Goal: Where the string "XXXX" occurs in the material below, report the whole line.

* * * * * * * * *

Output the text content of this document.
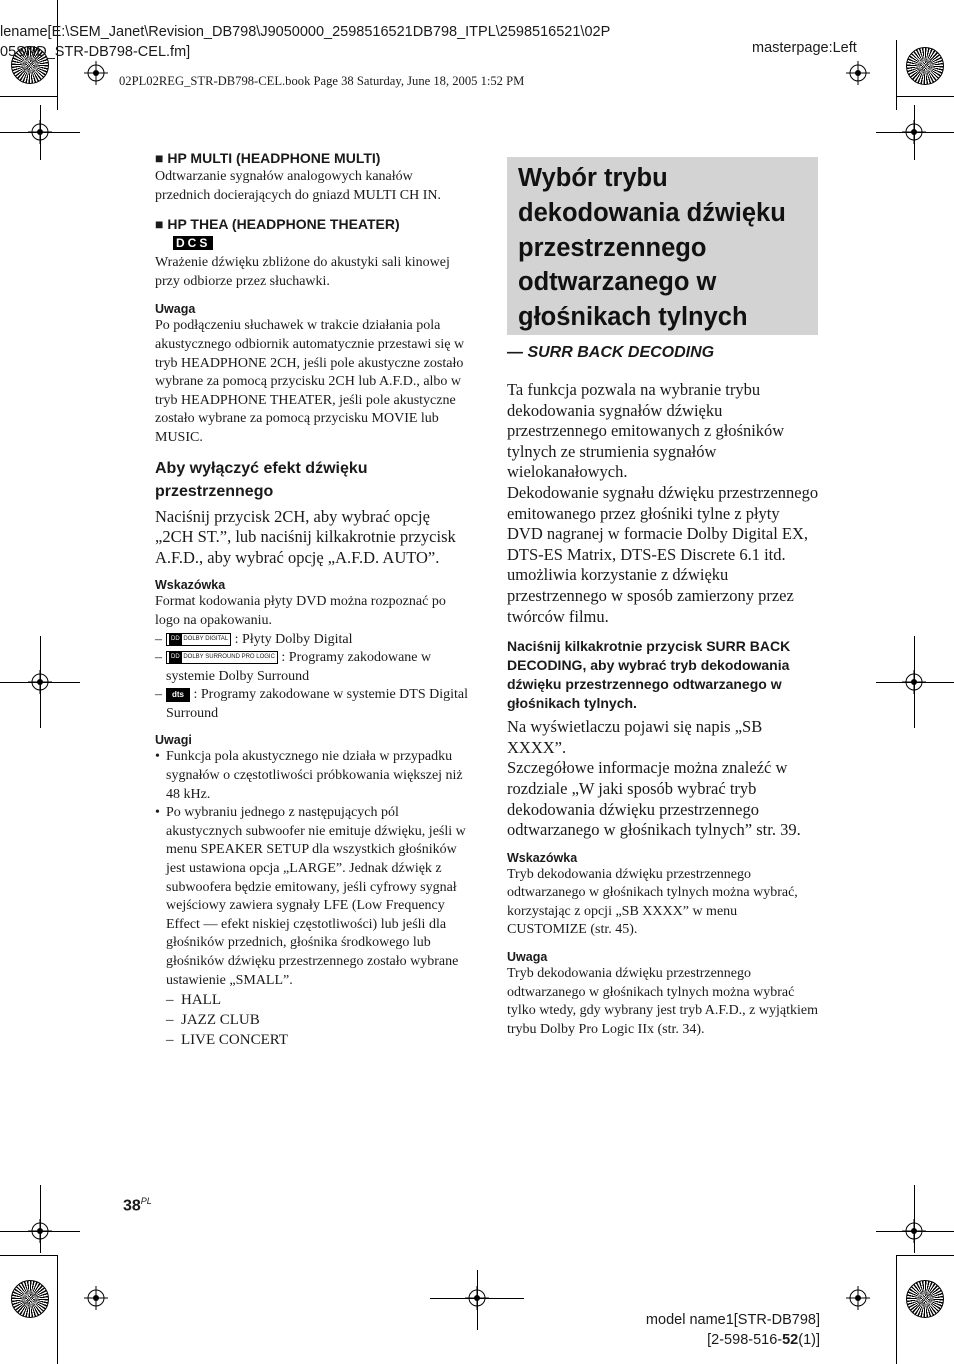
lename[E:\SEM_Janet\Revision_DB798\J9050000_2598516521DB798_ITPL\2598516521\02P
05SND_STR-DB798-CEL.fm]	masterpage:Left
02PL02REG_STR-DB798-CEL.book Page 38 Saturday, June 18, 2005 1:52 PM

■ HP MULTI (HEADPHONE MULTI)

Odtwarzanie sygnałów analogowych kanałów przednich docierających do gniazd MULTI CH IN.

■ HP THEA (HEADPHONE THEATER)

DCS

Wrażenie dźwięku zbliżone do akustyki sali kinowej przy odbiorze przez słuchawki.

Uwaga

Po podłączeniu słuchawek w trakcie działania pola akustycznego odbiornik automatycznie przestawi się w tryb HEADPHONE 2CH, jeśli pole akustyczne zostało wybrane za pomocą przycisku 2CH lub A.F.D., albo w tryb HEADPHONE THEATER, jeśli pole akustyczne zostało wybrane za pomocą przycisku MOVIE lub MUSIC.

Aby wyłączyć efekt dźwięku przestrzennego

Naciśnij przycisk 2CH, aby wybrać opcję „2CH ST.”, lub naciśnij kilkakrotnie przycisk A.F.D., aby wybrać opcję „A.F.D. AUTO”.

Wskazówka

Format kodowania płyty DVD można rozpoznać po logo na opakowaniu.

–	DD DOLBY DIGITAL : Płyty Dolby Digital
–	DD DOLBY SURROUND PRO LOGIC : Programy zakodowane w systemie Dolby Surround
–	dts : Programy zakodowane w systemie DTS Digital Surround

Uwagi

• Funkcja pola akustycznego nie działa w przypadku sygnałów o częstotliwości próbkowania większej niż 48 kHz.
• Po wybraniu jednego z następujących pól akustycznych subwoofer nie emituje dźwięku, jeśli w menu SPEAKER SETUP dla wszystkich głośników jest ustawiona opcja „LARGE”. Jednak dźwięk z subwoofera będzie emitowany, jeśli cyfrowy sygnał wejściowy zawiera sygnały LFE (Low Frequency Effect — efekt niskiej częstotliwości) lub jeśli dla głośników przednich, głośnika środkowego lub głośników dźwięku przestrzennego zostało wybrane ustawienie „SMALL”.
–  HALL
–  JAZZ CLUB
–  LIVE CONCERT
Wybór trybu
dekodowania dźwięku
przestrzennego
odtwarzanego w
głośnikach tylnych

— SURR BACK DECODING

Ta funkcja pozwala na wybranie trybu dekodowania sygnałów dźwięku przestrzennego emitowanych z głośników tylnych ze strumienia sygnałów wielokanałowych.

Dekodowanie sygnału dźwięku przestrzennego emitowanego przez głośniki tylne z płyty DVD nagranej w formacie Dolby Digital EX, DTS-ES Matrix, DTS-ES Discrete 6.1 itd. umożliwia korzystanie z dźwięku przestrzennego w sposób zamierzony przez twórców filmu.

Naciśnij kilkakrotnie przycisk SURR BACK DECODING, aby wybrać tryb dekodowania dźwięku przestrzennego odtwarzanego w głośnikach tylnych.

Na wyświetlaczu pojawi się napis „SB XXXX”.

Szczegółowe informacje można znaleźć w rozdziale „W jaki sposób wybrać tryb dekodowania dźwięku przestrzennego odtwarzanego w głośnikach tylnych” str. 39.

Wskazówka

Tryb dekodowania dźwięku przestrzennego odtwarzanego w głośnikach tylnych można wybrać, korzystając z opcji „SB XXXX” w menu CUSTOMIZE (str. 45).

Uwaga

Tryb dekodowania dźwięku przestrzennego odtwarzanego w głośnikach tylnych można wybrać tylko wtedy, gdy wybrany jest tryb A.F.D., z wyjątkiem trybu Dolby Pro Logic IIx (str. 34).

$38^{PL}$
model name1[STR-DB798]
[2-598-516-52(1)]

* * * * * * * * *

Solution to the problem:
Na wyświetlaczu pojawi się napis „SB XXXX”.
Tryb dekodowania dźwięku przestrzennego odtwarzanego w głośnikach tylnych można wybrać, korzystając z opcji „SB XXXX” w menu CUSTOMIZE (str. 45).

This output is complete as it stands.